→ **INFORMATION GIVEN**:
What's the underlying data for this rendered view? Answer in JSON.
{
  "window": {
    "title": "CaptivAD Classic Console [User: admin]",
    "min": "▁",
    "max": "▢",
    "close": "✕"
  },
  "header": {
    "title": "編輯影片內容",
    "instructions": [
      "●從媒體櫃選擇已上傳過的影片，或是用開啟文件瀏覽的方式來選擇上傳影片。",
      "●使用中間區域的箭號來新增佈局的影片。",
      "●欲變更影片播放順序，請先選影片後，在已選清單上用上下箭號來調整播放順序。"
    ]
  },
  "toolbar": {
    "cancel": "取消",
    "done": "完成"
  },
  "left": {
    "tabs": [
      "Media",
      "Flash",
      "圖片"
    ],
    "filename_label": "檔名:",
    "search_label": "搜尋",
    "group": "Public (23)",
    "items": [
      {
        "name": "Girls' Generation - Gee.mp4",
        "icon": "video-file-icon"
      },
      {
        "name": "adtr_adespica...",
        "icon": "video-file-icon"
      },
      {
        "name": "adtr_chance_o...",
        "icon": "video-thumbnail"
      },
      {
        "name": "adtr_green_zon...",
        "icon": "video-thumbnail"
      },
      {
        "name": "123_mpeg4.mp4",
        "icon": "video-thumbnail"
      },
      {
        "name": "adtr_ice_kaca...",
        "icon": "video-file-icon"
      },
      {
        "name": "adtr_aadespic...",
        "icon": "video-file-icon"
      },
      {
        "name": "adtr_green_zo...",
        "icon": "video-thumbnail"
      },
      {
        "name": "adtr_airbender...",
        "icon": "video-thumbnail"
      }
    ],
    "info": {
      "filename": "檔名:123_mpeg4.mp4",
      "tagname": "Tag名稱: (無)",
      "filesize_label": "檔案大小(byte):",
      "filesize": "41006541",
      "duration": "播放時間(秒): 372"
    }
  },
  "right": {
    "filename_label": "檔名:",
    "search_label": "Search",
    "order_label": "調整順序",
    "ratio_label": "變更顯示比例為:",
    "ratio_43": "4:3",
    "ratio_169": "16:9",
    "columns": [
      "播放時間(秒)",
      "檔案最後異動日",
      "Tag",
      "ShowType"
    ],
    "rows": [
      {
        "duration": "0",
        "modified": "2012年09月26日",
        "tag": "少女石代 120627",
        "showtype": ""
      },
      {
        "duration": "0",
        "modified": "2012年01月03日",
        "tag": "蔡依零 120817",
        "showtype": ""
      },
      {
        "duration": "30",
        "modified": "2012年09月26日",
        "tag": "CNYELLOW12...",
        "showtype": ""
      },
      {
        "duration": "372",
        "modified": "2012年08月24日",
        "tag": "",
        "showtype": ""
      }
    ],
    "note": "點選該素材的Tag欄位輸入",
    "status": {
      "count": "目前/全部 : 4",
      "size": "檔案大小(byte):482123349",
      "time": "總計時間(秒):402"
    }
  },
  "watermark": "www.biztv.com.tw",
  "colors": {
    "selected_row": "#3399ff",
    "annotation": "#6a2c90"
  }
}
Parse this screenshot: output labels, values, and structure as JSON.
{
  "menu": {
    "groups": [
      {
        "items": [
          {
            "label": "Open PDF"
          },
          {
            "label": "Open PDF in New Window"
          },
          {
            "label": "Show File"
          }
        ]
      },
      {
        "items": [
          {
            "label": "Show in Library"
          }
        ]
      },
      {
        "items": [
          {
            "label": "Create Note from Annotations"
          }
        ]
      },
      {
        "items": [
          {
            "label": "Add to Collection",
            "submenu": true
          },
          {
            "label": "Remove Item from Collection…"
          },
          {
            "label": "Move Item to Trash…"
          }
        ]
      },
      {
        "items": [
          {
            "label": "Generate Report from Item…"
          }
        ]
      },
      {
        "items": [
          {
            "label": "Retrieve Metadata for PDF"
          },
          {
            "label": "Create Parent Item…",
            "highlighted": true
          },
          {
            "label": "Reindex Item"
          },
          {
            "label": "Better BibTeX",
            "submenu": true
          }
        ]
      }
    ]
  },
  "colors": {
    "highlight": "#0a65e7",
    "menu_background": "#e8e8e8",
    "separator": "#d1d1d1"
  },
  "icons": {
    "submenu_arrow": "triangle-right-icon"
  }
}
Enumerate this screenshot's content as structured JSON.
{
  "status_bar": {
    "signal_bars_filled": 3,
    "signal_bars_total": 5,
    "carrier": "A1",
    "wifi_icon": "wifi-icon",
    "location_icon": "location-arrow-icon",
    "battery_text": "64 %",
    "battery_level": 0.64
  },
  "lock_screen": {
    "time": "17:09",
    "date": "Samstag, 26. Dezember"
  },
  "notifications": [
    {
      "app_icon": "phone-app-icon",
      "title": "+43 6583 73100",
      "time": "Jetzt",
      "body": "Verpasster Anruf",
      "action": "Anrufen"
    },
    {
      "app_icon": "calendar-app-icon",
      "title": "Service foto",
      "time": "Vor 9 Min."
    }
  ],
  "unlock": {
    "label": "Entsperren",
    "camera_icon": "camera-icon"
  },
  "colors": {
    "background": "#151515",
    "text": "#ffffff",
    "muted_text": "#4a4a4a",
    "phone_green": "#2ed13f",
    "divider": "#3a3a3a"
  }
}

→ **WHAT THE TASK REQUIRES**:
Copy out each record exactly as given, omitting none.

→ **RESPONSE**:
What's the underlying data for this rendered view? Answer in JSON.
{
  "window": {
    "title": "CaptivAD Classic Console [User: admin]",
    "min": "▁",
    "max": "▢",
    "close": "✕"
  },
  "header": {
    "title": "編輯影片內容",
    "instructions": [
      "●從媒體櫃選擇已上傳過的影片，或是用開啟文件瀏覽的方式來選擇上傳影片。",
      "●使用中間區域的箭號來新增佈局的影片。",
      "●欲變更影片播放順序，請先選影片後，在已選清單上用上下箭號來調整播放順序。"
    ]
  },
  "toolbar": {
    "cancel": "取消",
    "done": "完成"
  },
  "left": {
    "tabs": [
      "Media",
      "Flash",
      "圖片"
    ],
    "filename_label": "檔名:",
    "search_label": "搜尋",
    "group": "Public (23)",
    "items": [
      {
        "name": "Girls' Generation - Gee.mp4",
        "icon": "video-file-icon"
      },
      {
        "name": "adtr_adespica...",
        "icon": "video-file-icon"
      },
      {
        "name": "adtr_chance_o...",
        "icon": "video-thumbnail"
      },
      {
        "name": "adtr_green_zon...",
        "icon": "video-thumbnail"
      },
      {
        "name": "123_mpeg4.mp4",
        "icon": "video-thumbnail"
      },
      {
        "name": "adtr_ice_kaca...",
        "icon": "video-file-icon"
      },
      {
        "name": "adtr_aadespic...",
        "icon": "video-file-icon"
      },
      {
        "name": "adtr_green_zo...",
        "icon": "video-thumbnail"
      },
      {
        "name": "adtr_airbender...",
        "icon": "video-thumbnail"
      }
    ],
    "info": {
      "filename": "檔名:123_mpeg4.mp4",
      "tagname": "Tag名稱: (無)",
      "filesize_label": "檔案大小(byte):",
      "filesize": "41006541",
      "duration": "播放時間(秒): 372"
    }
  },
  "right": {
    "filename_label": "檔名:",
    "search_label": "Search",
    "order_label": "調整順序",
    "ratio_label": "變更顯示比例為:",
    "ratio_43": "4:3",
    "ratio_169": "16:9",
    "columns": [
      "播放時間(秒)",
      "檔案最後異動日",
      "Tag",
      "ShowType"
    ],
    "rows": [
      {
        "duration": "0",
        "modified": "2012年09月26日",
        "tag": "少女石代 120627",
        "showtype": ""
      },
      {
        "duration": "0",
        "modified": "2012年01月03日",
        "tag": "蔡依零 120817",
        "showtype": ""
      },
      {
        "duration": "30",
        "modified": "2012年09月26日",
        "tag": "CNYELLOW12...",
        "showtype": ""
      },
      {
        "duration": "372",
        "modified": "2012年08月24日",
        "tag": "",
        "showtype": ""
      }
    ],
    "note": "點選該素材的Tag欄位輸入",
    "status": {
      "count": "目前/全部 : 4",
      "size": "檔案大小(byte):482123349",
      "time": "總計時間(秒):402"
    }
  },
  "watermark": "www.biztv.com.tw",
  "colors": {
    "selected_row": "#3399ff",
    "annotation": "#6a2c90"
  }
}
Parse this screenshot: output labels, values, and structure as JSON.
{
  "menu": {
    "groups": [
      {
        "items": [
          {
            "label": "Open PDF"
          },
          {
            "label": "Open PDF in New Window"
          },
          {
            "label": "Show File"
          }
        ]
      },
      {
        "items": [
          {
            "label": "Show in Library"
          }
        ]
      },
      {
        "items": [
          {
            "label": "Create Note from Annotations"
          }
        ]
      },
      {
        "items": [
          {
            "label": "Add to Collection",
            "submenu": true
          },
          {
            "label": "Remove Item from Collection…"
          },
          {
            "label": "Move Item to Trash…"
          }
        ]
      },
      {
        "items": [
          {
            "label": "Generate Report from Item…"
          }
        ]
      },
      {
        "items": [
          {
            "label": "Retrieve Metadata for PDF"
          },
          {
            "label": "Create Parent Item…",
            "highlighted": true
          },
          {
            "label": "Reindex Item"
          },
          {
            "label": "Better BibTeX",
            "submenu": true
          }
        ]
      }
    ]
  },
  "colors": {
    "highlight": "#0a65e7",
    "menu_background": "#e8e8e8",
    "separator": "#d1d1d1"
  },
  "icons": {
    "submenu_arrow": "triangle-right-icon"
  }
}
Enumerate this screenshot's content as structured JSON.
{
  "status_bar": {
    "signal_bars_filled": 3,
    "signal_bars_total": 5,
    "carrier": "A1",
    "wifi_icon": "wifi-icon",
    "location_icon": "location-arrow-icon",
    "battery_text": "64 %",
    "battery_level": 0.64
  },
  "lock_screen": {
    "time": "17:09",
    "date": "Samstag, 26. Dezember"
  },
  "notifications": [
    {
      "app_icon": "phone-app-icon",
      "title": "+43 6583 73100",
      "time": "Jetzt",
      "body": "Verpasster Anruf",
      "action": "Anrufen"
    },
    {
      "app_icon": "calendar-app-icon",
      "title": "Service foto",
      "time": "Vor 9 Min."
    }
  ],
  "unlock": {
    "label": "Entsperren",
    "camera_icon": "camera-icon"
  },
  "colors": {
    "background": "#151515",
    "text": "#ffffff",
    "muted_text": "#4a4a4a",
    "phone_green": "#2ed13f",
    "divider": "#3a3a3a"
  }
}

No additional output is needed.